**Data for the task**
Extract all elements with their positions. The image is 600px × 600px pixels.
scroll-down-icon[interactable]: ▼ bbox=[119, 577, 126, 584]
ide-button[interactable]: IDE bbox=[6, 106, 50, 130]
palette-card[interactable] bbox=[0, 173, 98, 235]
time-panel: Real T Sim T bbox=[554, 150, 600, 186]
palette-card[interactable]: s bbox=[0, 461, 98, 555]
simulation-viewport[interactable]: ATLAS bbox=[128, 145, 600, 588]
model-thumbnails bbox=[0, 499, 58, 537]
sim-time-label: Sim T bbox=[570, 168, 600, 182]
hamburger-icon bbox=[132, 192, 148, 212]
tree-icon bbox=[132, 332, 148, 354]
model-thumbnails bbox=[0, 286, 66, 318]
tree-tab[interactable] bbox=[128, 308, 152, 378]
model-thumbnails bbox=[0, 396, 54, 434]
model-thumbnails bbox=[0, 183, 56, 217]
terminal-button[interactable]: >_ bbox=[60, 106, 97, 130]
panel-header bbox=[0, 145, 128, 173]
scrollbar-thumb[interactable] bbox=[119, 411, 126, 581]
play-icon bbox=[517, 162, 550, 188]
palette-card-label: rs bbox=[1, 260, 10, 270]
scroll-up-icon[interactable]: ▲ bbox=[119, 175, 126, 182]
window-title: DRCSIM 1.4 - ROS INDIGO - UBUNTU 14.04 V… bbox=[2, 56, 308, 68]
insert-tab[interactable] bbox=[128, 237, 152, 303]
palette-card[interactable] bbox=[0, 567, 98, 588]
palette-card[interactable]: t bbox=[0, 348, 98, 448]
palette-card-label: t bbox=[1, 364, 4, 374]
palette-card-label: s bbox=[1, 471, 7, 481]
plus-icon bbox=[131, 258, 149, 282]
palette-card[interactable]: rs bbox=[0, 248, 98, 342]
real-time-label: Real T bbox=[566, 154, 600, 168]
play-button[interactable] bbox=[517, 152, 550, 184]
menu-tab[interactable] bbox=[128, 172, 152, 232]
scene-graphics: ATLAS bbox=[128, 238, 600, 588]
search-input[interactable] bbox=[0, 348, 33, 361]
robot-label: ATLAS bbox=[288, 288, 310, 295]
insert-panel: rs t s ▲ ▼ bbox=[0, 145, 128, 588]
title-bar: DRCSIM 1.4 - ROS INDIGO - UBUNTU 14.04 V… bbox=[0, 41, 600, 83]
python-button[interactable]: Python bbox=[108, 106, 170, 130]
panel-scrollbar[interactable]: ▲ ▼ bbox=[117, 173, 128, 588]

**Exercise goal**
Retype every line of the records above, keeping each one as it appears.

**Written answer**
Extract all elements with their positions. The image is 600px × 600px pixels.
scroll-down-icon[interactable]: ▼ bbox=[119, 577, 126, 584]
ide-button[interactable]: IDE bbox=[6, 106, 50, 130]
palette-card[interactable] bbox=[0, 173, 98, 235]
time-panel: Real T Sim T bbox=[554, 150, 600, 186]
palette-card[interactable]: s bbox=[0, 461, 98, 555]
simulation-viewport[interactable]: ATLAS bbox=[128, 145, 600, 588]
model-thumbnails bbox=[0, 499, 58, 537]
sim-time-label: Sim T bbox=[570, 168, 600, 182]
hamburger-icon bbox=[132, 192, 148, 212]
tree-icon bbox=[132, 332, 148, 354]
model-thumbnails bbox=[0, 286, 66, 318]
tree-tab[interactable] bbox=[128, 308, 152, 378]
model-thumbnails bbox=[0, 396, 54, 434]
model-thumbnails bbox=[0, 183, 56, 217]
terminal-button[interactable]: >_ bbox=[60, 106, 97, 130]
panel-header bbox=[0, 145, 128, 173]
scrollbar-thumb[interactable] bbox=[119, 411, 126, 581]
play-icon bbox=[517, 162, 550, 188]
palette-card-label: rs bbox=[1, 260, 10, 270]
scroll-up-icon[interactable]: ▲ bbox=[119, 175, 126, 182]
window-title: DRCSIM 1.4 - ROS INDIGO - UBUNTU 14.04 V… bbox=[2, 56, 308, 68]
insert-tab[interactable] bbox=[128, 237, 152, 303]
palette-card[interactable] bbox=[0, 567, 98, 588]
palette-card[interactable]: t bbox=[0, 348, 98, 448]
palette-card-label: t bbox=[1, 364, 4, 374]
palette-card-label: s bbox=[1, 471, 7, 481]
plus-icon bbox=[131, 258, 149, 282]
palette-card[interactable]: rs bbox=[0, 248, 98, 342]
real-time-label: Real T bbox=[566, 154, 600, 168]
play-button[interactable] bbox=[517, 152, 550, 184]
menu-tab[interactable] bbox=[128, 172, 152, 232]
scene-graphics: ATLAS bbox=[128, 238, 600, 588]
search-input[interactable] bbox=[0, 348, 33, 361]
robot-label: ATLAS bbox=[288, 288, 310, 295]
insert-panel: rs t s ▲ ▼ bbox=[0, 145, 128, 588]
title-bar: DRCSIM 1.4 - ROS INDIGO - UBUNTU 14.04 V… bbox=[0, 41, 600, 83]
python-button[interactable]: Python bbox=[108, 106, 170, 130]
panel-scrollbar[interactable]: ▲ ▼ bbox=[117, 173, 128, 588]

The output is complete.